#### AVAILABLE RECORDS
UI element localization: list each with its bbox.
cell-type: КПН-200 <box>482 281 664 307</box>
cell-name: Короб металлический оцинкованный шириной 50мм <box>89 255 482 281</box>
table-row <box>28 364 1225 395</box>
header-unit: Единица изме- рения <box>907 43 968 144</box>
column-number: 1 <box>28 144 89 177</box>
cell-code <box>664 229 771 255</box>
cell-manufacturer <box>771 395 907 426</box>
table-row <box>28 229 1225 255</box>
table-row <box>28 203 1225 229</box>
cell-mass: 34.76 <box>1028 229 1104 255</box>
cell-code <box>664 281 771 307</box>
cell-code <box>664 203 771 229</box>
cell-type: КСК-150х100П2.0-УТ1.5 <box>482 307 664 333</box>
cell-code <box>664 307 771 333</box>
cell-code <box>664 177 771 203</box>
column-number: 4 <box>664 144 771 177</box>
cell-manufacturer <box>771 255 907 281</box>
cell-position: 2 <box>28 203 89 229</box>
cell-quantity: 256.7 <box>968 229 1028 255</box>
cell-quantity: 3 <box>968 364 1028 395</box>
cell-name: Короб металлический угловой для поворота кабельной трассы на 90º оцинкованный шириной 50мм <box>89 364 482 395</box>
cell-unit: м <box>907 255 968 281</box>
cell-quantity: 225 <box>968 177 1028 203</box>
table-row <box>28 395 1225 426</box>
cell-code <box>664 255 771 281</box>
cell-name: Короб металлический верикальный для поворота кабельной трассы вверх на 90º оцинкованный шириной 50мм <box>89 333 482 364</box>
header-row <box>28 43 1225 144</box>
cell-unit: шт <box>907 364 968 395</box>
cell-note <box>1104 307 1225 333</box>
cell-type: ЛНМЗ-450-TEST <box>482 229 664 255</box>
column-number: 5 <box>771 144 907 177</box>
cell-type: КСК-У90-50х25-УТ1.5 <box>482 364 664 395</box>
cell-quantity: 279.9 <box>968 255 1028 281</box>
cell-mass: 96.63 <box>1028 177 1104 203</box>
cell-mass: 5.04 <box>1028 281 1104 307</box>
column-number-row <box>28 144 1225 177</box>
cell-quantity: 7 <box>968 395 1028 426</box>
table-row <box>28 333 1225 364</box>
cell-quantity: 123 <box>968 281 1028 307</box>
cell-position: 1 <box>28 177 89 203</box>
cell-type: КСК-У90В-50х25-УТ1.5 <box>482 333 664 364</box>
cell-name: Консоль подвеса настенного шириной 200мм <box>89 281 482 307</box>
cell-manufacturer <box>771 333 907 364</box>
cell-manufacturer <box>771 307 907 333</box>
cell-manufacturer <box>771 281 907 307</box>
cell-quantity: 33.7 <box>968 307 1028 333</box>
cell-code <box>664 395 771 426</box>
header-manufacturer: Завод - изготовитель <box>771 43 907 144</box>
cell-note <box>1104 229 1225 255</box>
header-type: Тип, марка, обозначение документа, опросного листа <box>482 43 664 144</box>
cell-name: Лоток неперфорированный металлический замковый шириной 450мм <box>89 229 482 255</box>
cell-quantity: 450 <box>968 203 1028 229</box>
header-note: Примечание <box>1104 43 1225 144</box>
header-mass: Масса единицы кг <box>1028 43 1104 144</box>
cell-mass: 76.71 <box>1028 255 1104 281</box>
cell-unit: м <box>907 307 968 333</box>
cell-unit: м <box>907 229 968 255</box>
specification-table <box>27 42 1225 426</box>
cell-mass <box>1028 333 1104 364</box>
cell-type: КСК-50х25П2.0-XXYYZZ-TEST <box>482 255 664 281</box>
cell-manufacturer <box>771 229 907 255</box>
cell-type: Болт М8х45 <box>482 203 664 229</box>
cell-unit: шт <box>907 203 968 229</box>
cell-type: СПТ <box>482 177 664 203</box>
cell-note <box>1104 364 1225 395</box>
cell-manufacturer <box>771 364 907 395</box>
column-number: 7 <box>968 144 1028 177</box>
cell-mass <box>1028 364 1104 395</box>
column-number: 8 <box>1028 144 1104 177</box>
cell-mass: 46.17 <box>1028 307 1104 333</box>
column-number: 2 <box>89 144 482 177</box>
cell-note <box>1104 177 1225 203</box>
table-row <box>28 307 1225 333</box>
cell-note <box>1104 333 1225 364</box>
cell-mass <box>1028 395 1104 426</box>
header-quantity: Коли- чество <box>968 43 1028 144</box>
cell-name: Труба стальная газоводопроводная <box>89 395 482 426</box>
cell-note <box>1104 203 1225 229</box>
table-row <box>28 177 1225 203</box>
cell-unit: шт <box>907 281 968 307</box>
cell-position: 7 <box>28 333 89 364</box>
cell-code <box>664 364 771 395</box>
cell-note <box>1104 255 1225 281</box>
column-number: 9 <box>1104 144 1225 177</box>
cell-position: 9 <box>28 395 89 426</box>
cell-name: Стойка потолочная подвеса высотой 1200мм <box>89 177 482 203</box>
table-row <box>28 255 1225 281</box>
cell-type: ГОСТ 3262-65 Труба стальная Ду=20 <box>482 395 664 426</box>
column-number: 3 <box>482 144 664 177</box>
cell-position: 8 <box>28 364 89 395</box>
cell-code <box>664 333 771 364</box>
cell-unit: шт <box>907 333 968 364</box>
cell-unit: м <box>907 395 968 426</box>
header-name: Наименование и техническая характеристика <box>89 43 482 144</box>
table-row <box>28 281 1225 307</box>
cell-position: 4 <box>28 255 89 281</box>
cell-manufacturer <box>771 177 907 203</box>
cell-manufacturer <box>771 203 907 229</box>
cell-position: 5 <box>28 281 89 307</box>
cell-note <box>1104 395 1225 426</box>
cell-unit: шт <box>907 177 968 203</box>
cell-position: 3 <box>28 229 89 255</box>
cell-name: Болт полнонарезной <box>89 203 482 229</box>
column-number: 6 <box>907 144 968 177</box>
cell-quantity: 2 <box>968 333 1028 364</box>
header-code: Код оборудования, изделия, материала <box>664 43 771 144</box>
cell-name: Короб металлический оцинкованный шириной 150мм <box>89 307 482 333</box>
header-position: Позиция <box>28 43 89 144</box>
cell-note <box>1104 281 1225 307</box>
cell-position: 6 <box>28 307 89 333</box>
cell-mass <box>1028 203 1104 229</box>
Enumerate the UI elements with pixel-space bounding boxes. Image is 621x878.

==

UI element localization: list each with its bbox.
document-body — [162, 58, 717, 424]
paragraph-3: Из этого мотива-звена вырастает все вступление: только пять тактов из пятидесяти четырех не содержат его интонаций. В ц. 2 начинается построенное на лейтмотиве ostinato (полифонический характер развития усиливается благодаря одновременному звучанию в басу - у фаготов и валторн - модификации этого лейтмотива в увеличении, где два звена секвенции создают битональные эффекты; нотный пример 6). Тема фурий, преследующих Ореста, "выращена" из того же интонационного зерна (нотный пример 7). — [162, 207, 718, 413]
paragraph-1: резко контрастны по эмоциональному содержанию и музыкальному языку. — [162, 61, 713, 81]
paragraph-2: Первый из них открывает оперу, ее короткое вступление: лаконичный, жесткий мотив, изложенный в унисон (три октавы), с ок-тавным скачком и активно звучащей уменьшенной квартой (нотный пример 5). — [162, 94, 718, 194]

==

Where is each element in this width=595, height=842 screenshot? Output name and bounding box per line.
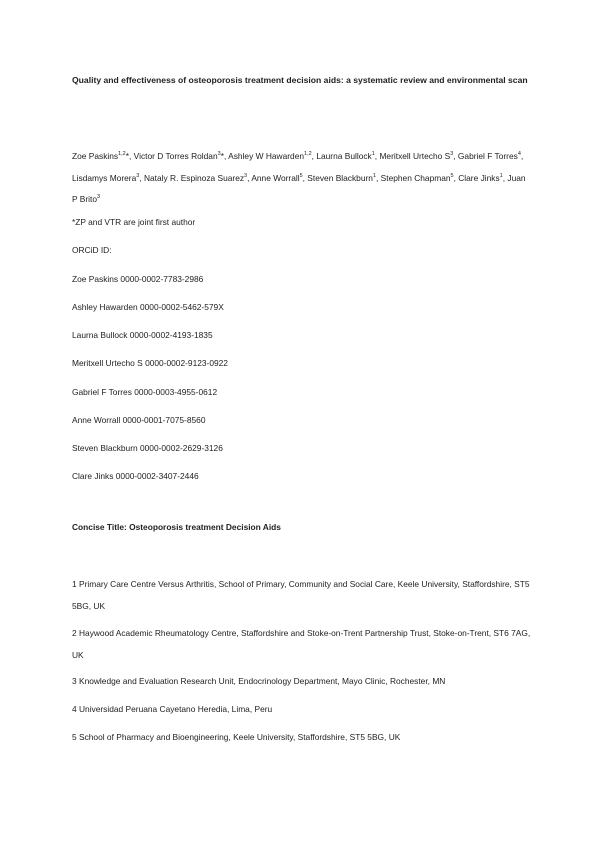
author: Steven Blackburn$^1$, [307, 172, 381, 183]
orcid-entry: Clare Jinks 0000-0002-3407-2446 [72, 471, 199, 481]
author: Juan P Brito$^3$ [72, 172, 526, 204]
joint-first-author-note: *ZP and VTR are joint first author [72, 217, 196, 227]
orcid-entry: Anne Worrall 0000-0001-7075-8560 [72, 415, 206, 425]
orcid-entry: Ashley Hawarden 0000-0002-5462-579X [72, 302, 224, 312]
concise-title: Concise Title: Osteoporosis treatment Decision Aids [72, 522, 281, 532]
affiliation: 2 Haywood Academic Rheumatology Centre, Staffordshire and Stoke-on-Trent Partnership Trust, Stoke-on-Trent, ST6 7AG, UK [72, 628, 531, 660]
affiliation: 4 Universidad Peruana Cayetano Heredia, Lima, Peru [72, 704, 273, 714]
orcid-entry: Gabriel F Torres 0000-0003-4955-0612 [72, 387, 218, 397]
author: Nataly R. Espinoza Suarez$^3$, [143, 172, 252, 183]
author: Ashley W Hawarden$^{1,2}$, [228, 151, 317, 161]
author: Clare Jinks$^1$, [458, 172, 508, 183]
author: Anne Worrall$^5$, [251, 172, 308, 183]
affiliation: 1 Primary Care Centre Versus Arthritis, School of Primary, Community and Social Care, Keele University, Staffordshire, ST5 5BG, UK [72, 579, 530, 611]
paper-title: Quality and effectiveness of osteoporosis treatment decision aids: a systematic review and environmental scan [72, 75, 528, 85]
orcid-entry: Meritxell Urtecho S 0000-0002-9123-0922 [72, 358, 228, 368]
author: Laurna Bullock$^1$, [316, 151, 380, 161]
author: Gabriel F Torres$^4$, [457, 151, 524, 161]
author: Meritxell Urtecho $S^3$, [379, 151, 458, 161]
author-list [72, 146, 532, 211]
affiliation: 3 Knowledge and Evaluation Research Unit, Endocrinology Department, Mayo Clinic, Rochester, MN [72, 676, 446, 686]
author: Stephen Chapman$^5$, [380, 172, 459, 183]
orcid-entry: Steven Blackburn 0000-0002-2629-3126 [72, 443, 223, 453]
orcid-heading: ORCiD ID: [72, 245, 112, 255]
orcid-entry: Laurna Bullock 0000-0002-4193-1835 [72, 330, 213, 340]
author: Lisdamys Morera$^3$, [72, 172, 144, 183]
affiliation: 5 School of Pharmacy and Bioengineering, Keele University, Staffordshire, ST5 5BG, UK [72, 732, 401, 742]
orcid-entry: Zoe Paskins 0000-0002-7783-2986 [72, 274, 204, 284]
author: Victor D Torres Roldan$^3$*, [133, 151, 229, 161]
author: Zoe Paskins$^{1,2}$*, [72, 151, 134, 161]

#### EXERCISE DIRECTIONS
Which lines above contain the string "кабельной", with case counting? Copy each of those lines in full.

#### WRITTEN REPLY
cell-name: Короб металлический угловой для поворота кабельной трассы на 90º оцинкованный шириной 50мм <box>89 364 482 395</box>
cell-name: Короб металлический верикальный для поворота кабельной трассы вверх на 90º оцинкованный шириной 50мм <box>89 333 482 364</box>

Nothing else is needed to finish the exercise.